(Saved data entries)
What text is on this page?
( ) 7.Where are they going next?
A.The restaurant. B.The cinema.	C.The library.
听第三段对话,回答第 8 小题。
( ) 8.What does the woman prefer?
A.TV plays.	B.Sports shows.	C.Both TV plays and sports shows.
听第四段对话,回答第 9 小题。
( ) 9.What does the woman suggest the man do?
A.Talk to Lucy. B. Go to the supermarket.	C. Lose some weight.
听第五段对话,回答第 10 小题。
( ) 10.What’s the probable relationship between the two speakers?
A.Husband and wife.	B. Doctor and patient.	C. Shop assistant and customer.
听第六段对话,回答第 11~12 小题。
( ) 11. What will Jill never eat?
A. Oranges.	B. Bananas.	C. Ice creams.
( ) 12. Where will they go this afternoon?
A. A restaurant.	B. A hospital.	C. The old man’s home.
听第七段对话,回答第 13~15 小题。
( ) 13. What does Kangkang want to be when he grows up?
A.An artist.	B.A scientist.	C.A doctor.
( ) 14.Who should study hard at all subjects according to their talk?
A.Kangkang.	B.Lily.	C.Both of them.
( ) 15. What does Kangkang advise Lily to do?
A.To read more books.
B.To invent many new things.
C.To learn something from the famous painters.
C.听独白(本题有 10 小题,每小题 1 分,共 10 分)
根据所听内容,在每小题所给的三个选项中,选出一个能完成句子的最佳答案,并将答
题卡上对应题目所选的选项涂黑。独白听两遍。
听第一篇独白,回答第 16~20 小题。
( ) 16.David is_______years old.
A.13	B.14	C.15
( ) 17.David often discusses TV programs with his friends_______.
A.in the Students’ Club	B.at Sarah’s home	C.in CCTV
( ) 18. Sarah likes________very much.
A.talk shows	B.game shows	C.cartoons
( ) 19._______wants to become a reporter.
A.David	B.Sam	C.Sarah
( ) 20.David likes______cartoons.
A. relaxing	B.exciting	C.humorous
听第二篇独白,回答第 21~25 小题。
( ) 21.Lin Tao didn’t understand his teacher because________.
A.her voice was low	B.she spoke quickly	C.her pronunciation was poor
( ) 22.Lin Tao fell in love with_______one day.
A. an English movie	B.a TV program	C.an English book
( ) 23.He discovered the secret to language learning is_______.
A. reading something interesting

**Given task:** Within the listing above, copy each line that has the string "does".

**Task answer:**
( ) 8.What does the woman prefer?
( ) 9.What does the woman suggest the man do?
( ) 13. What does Kangkang want to be when he grows up?
( ) 15. What does Kangkang advise Lily to do?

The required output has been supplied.